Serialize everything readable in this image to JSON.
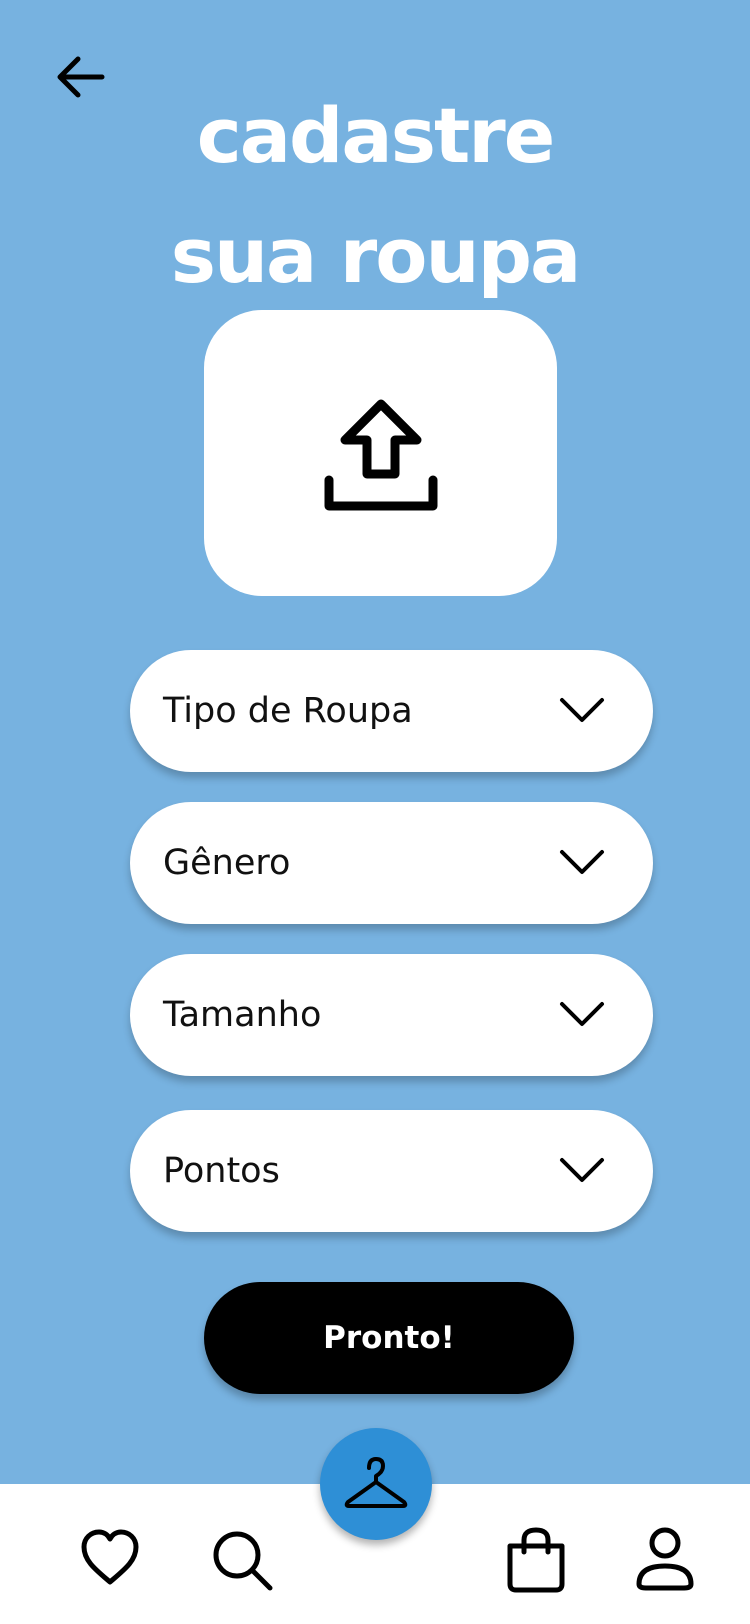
{
  "header": {
    "title_line1": "cadastre",
    "title_line2": "sua roupa"
  },
  "icons": {
    "back": "arrow-left-icon",
    "upload": "upload-icon",
    "dropdown": "chevron-down-icon",
    "favorites": "heart-icon",
    "search": "search-icon",
    "wardrobe": "hanger-icon",
    "bag": "shopping-bag-icon",
    "profile": "user-icon"
  },
  "form": {
    "selects": [
      {
        "label": "Tipo de Roupa"
      },
      {
        "label": "Gênero"
      },
      {
        "label": "Tamanho"
      },
      {
        "label": "Pontos"
      }
    ],
    "submit_label": "Pronto!"
  },
  "colors": {
    "background": "#77b2e0",
    "accent": "#2e8fd6",
    "button": "#000000",
    "surface": "#ffffff"
  }
}
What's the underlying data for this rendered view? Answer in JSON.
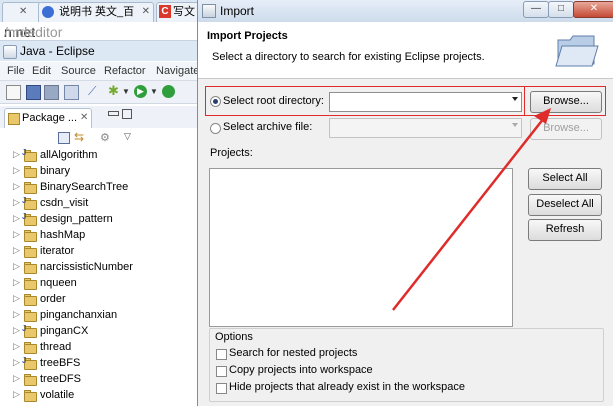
{
  "browser": {
    "tabs": [
      {
        "label": ""
      },
      {
        "label": "说明书 英文_百"
      },
      {
        "label": "写文"
      }
    ],
    "url": {
      "host": "n.net",
      "path": "/mdeditor"
    }
  },
  "eclipse": {
    "title": "Java - Eclipse",
    "menu": [
      "File",
      "Edit",
      "Source",
      "Refactor",
      "Navigate"
    ],
    "package_explorer": {
      "tab_label": "Package ...",
      "projects": [
        {
          "name": "allAlgorithm",
          "java": true
        },
        {
          "name": "binary",
          "java": false
        },
        {
          "name": "BinarySearchTree",
          "java": false
        },
        {
          "name": "csdn_visit",
          "java": true
        },
        {
          "name": "design_pattern",
          "java": true
        },
        {
          "name": "hashMap",
          "java": false
        },
        {
          "name": "iterator",
          "java": false
        },
        {
          "name": "narcissisticNumber",
          "java": false
        },
        {
          "name": "nqueen",
          "java": false
        },
        {
          "name": "order",
          "java": false
        },
        {
          "name": "pinganchanxian",
          "java": false
        },
        {
          "name": "pinganCX",
          "java": true
        },
        {
          "name": "thread",
          "java": false
        },
        {
          "name": "treeBFS",
          "java": true
        },
        {
          "name": "treeDFS",
          "java": false
        },
        {
          "name": "volatile",
          "java": false
        }
      ]
    }
  },
  "dialog": {
    "title": "Import",
    "controls": {
      "minimize": "—",
      "maximize": "□",
      "close": "✕"
    },
    "header_title": "Import Projects",
    "header_desc": "Select a directory to search for existing Eclipse projects.",
    "select_root_label": "Select root directory:",
    "select_root_value": "",
    "select_archive_label": "Select archive file:",
    "select_archive_value": "",
    "browse_root": "Browse...",
    "browse_archive": "Browse...",
    "projects_label": "Projects:",
    "select_all": "Select All",
    "deselect_all": "Deselect All",
    "refresh": "Refresh",
    "options_label": "Options",
    "options": [
      {
        "label": "Search for nested projects",
        "checked": false
      },
      {
        "label": "Copy projects into workspace",
        "checked": false
      },
      {
        "label": "Hide projects that already exist in the workspace",
        "checked": false
      }
    ],
    "root_selected": true
  },
  "annotation": {
    "color": "#e02b2b"
  }
}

====================

» Task prompt
Go through the data above and find the lines with the word "JSON". Copy each of those lines.

» Final result
Serialize everything readable in this image to JSON.
What's the underlying data for this rendered view? Answer in JSON.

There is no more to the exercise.